CHALLENGE >> Gather the lines below that include the string "是勾股数", copying each in full.

THE RECORDS >>
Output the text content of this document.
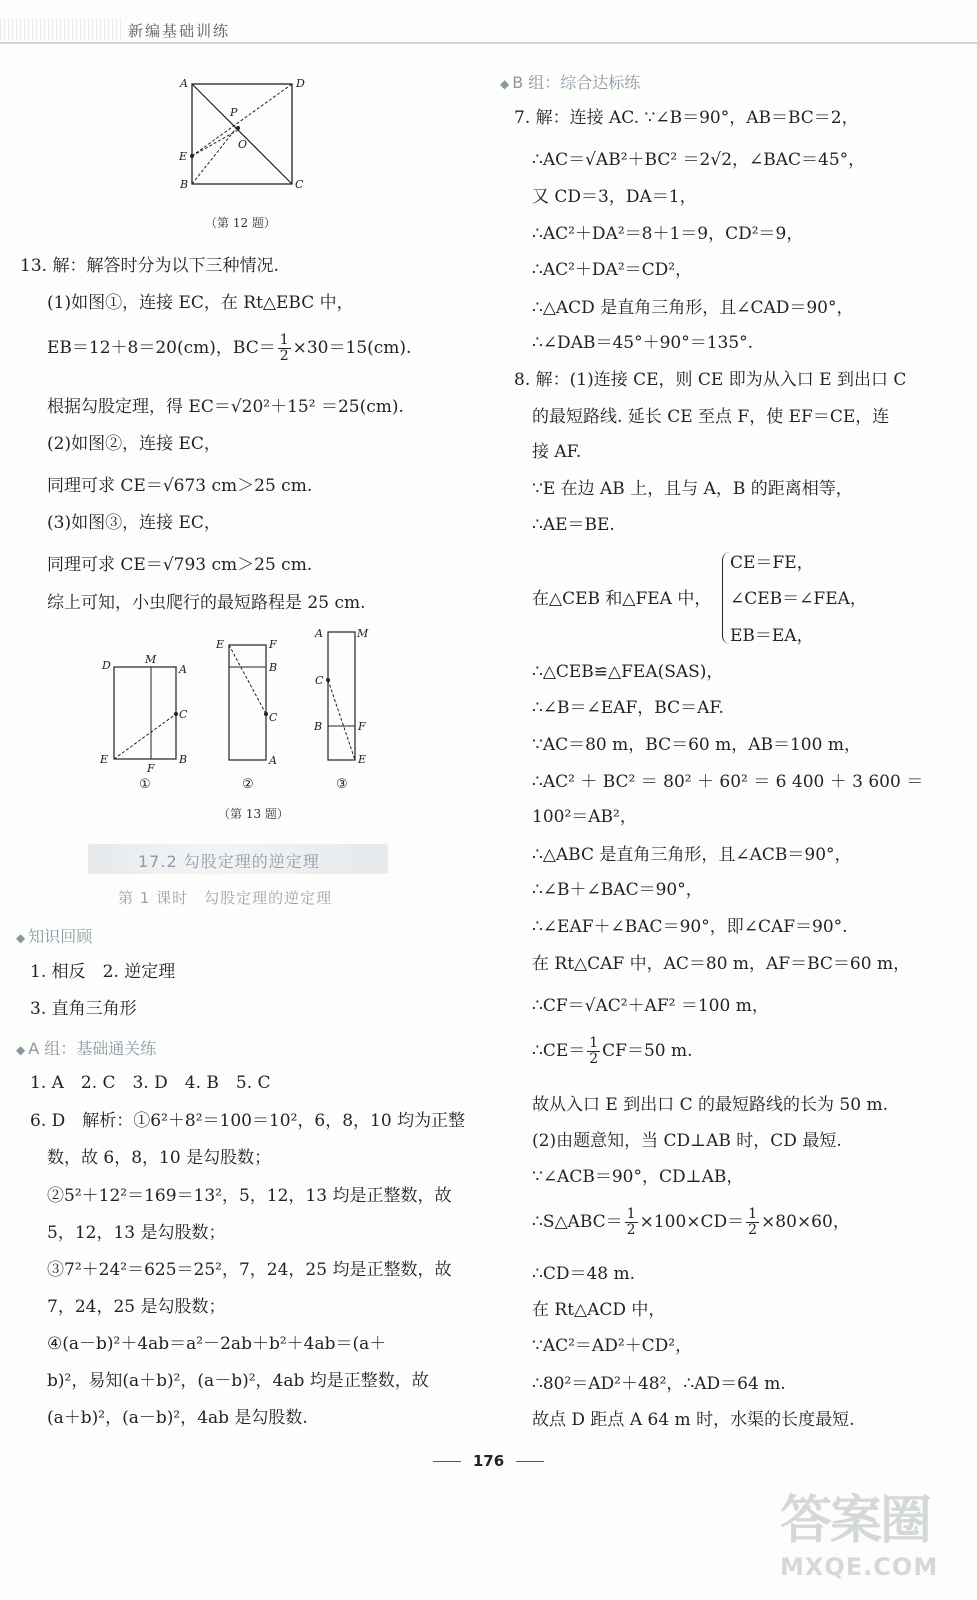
新编基础训练
A	D
B	C
P
O
E
（第 12 题）
13. 解：解答时分为以下三种情况.
(1)如图①，连接 EC，在 Rt△EBC 中，
EB＝12＋8＝20(cm)，$BC= \frac{1}{2} \times 30=15(cm)$.
根据勾股定理，得 EC＝√20²＋15² ＝25(cm).
(2)如图②，连接 EC，
同理可求 CE＝√673 cm＞25 cm.
(3)如图③，连接 EC，
同理可求 CE＝√793 cm＞25 cm.
综上可知，小虫爬行的最短路程是 25 cm.
D	M
A
C
E
F
B
①
E	F
B
C
A
②
A	M
C
B	F
E
③
（第 13 题）
17.2 勾股定理的逆定理
第 1 课时　勾股定理的逆定理
◆ 知识回顾
1. 相反　2. 逆定理
3. 直角三角形
◆ A 组：基础通关练
1. A　2. C　3. D　4. B　5. C
6. D　解析：①6²＋8²＝100＝10²，6，8，10 均为正整
数，故 6，8，10 是勾股数；
②5²＋12²＝169＝13²，5，12，13 均是正整数，故
5，12，13 是勾股数；
③7²＋24²＝625＝25²，7，24，25 均是正整数，故
7，24，25 是勾股数；
④(a－b)²＋4ab＝a²－2ab＋b²＋4ab＝(a＋
b)²，易知(a＋b)²，(a－b)²，4ab 均是正整数，故
(a＋b)²，(a－b)²，4ab 是勾股数.
◆ B 组：综合达标练
7. 解：连接 AC. ∵∠B＝90°，AB＝BC＝2，
∴AC＝√AB²＋BC² ＝2√2，∠BAC＝45°，
又 CD＝3，DA＝1，
∴AC²＋DA²＝8＋1＝9，CD²＝9，
∴AC²＋DA²＝CD²，
∴△ACD 是直角三角形，且∠CAD＝90°，
∴∠DAB＝45°＋90°＝135°.
8. 解：(1)连接 CE，则 CE 即为从入口 E 到出口 C
的最短路线. 延长 CE 至点 F，使 EF＝CE，连
接 AF.
∵E 在边 AB 上，且与 A，B 的距离相等，
∴AE＝BE.
在△CEB 和△FEA 中，
CE＝FE，
∠CEB＝∠FEA，
EB＝EA，
∴△CEB≌△FEA(SAS)，
∴∠B＝∠EAF，BC＝AF.
∵AC＝80 m，BC＝60 m，AB＝100 m，
∴AC² ＋ BC² ＝ 80² ＋ 60² ＝ 6 400 ＋ 3 600 ＝
100²＝AB²，
∴△ABC 是直角三角形，且∠ACB＝90°，
∴∠B＋∠BAC＝90°，
∴∠EAF＋∠BAC＝90°，即∠CAF＝90°.
在 Rt△CAF 中，AC＝80 m，AF＝BC＝60 m，
∴CF＝√AC²＋AF² ＝100 m，
∴CE＝ $\frac{1}{2} CF=50$ m.
故从入口 E 到出口 C 的最短路线的长为 50 m.
(2)由题意知，当 CD⊥AB 时，CD 最短.
∵∠ACB＝90°，CD⊥AB，
∴S△ABC＝ $\frac{1}{2} \times 100\times CD= \frac{1}{2} \times 80\times 60$，
∴CD＝48 m.
在 Rt△ACD 中，
∵AC²＝AD²＋CD²，
∴80²＝AD²＋48²，∴AD＝64 m.
故点 D 距点 A 64 m 时，水渠的长度最短.
176
答案圈
MXQE.COM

FULL ANSWER >>
数，故 6，8，10 是勾股数；
5，12，13 是勾股数；
7，24，25 是勾股数；
(a＋b)²，(a－b)²，4ab 是勾股数.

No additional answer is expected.